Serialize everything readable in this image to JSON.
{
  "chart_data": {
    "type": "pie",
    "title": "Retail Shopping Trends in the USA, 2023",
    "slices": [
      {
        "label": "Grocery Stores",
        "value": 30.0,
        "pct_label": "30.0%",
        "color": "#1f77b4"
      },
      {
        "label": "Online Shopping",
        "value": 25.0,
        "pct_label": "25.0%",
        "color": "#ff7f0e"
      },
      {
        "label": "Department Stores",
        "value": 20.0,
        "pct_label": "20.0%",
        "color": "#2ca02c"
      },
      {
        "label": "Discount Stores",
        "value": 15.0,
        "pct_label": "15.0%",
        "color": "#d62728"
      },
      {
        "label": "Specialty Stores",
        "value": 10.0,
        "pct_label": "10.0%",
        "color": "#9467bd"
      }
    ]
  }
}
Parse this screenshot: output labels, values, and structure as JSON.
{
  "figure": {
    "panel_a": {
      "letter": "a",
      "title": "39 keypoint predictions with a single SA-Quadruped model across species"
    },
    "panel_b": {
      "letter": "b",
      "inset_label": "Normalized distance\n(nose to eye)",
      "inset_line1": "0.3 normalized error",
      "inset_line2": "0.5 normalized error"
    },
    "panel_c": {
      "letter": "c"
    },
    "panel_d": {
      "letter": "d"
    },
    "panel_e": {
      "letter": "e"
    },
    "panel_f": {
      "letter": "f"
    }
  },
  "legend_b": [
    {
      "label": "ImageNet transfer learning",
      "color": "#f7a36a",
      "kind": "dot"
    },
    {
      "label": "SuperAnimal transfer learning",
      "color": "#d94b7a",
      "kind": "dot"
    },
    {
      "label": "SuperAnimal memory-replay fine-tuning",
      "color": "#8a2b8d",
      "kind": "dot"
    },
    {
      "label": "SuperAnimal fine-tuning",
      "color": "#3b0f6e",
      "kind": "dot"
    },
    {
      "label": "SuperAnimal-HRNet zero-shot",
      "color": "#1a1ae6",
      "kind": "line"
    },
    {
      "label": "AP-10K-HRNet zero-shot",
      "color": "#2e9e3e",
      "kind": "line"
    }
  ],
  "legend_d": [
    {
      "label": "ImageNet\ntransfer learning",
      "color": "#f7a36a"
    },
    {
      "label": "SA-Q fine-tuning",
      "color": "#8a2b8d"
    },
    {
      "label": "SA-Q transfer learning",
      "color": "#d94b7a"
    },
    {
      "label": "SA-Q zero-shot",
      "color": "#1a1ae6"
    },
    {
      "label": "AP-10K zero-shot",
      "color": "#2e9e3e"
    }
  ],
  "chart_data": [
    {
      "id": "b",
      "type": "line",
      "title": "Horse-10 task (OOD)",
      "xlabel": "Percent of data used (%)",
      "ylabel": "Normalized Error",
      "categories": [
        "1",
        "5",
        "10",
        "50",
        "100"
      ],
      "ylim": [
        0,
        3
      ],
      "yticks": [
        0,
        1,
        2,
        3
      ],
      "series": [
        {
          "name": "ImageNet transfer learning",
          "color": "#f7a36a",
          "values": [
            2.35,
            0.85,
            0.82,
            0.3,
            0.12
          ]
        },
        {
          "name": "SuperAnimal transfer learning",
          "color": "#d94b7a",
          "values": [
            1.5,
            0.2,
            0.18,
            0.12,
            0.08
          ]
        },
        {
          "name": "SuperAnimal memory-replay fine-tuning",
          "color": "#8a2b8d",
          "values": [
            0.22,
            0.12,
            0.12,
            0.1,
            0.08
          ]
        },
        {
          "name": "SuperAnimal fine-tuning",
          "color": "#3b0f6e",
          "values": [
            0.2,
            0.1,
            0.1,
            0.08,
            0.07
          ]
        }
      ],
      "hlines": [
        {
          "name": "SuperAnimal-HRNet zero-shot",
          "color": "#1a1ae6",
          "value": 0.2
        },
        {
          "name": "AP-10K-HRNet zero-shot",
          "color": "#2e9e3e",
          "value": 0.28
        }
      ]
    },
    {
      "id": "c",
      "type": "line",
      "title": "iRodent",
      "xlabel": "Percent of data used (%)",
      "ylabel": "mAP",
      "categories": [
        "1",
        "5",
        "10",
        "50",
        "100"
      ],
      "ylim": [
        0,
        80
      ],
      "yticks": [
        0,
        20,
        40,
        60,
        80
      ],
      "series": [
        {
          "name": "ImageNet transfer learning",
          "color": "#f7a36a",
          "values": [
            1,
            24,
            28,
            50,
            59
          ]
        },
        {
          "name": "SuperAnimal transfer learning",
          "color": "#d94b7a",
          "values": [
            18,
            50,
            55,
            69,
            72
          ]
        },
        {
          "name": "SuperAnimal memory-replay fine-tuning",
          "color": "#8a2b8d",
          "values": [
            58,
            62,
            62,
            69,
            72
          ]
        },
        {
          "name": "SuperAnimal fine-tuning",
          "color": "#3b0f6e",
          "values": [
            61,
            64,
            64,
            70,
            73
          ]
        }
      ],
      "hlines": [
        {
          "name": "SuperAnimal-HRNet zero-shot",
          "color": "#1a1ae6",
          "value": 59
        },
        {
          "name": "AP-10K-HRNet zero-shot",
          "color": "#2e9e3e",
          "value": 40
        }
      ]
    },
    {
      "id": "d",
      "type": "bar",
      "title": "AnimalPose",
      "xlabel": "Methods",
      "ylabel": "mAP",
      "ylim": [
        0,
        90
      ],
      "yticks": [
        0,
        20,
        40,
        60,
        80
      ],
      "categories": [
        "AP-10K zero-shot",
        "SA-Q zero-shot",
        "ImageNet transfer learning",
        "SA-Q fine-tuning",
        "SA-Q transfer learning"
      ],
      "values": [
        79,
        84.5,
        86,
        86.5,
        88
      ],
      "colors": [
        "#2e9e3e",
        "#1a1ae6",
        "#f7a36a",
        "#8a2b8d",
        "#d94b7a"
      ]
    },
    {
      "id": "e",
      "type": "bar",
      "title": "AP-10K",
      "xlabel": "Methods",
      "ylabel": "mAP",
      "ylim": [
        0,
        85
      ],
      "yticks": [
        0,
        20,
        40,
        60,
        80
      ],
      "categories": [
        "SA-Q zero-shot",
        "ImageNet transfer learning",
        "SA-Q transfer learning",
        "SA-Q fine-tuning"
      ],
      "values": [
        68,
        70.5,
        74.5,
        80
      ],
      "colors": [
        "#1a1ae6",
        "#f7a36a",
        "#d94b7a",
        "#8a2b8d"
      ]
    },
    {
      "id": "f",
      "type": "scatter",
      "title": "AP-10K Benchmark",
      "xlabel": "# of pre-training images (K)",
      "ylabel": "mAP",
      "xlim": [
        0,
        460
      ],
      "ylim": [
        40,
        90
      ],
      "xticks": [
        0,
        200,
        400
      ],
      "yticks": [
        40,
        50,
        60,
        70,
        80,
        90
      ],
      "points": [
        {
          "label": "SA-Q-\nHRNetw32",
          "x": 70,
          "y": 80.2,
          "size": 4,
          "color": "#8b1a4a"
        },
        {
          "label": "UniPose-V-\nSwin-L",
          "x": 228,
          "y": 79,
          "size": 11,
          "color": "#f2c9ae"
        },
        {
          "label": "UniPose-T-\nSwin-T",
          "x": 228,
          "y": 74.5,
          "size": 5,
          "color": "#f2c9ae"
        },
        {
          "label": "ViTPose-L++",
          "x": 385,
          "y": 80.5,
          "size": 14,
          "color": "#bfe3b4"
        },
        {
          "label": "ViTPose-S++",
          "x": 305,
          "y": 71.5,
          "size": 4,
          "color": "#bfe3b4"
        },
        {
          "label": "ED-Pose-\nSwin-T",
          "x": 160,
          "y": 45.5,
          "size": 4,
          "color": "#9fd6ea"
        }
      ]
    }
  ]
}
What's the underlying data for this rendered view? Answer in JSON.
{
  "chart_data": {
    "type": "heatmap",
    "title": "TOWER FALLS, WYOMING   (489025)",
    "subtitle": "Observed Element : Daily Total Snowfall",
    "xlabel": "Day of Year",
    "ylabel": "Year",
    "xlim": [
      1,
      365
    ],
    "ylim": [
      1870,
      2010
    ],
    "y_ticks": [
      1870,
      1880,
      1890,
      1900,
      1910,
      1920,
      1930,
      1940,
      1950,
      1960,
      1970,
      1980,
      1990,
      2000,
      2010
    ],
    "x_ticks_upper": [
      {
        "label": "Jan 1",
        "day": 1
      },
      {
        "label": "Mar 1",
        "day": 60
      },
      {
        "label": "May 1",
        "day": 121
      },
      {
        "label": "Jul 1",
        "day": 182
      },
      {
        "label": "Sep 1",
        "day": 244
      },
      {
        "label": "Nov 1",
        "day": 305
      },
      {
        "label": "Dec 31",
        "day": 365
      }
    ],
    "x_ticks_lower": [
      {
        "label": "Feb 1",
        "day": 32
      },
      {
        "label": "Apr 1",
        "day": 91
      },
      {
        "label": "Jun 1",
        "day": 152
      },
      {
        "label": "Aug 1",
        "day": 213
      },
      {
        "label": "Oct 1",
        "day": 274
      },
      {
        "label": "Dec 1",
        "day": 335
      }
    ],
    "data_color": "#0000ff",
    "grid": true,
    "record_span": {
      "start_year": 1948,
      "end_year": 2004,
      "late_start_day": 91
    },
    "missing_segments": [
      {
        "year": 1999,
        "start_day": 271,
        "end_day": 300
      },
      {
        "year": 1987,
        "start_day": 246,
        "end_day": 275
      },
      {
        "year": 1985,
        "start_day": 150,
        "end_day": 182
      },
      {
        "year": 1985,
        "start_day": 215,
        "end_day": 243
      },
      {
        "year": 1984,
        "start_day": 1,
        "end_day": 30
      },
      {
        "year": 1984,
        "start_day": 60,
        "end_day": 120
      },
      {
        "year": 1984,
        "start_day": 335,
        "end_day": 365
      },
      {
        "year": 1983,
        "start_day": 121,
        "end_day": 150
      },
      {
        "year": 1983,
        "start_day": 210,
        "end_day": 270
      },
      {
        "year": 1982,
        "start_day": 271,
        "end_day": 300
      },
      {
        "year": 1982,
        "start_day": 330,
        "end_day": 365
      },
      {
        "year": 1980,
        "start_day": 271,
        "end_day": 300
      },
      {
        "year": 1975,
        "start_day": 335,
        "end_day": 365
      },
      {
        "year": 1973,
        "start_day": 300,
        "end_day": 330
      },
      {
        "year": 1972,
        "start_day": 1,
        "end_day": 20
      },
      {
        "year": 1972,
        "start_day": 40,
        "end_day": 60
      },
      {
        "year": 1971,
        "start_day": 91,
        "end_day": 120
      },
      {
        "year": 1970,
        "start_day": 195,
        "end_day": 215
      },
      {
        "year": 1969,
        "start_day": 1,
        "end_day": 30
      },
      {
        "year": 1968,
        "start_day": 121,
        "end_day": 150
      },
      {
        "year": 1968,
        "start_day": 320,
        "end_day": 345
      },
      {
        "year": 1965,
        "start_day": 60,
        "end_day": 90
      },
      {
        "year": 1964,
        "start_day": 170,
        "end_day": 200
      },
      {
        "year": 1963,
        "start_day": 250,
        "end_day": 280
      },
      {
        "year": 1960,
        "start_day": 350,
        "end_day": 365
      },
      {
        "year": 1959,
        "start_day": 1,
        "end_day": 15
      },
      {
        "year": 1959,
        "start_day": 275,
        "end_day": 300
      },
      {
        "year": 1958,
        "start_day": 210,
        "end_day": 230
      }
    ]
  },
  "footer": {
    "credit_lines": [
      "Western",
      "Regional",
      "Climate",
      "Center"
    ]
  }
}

──────────

_REQUEST_
Give the number of lines in the listing above that hold the string "Stores", with nothing else.

_OUTPUT_
4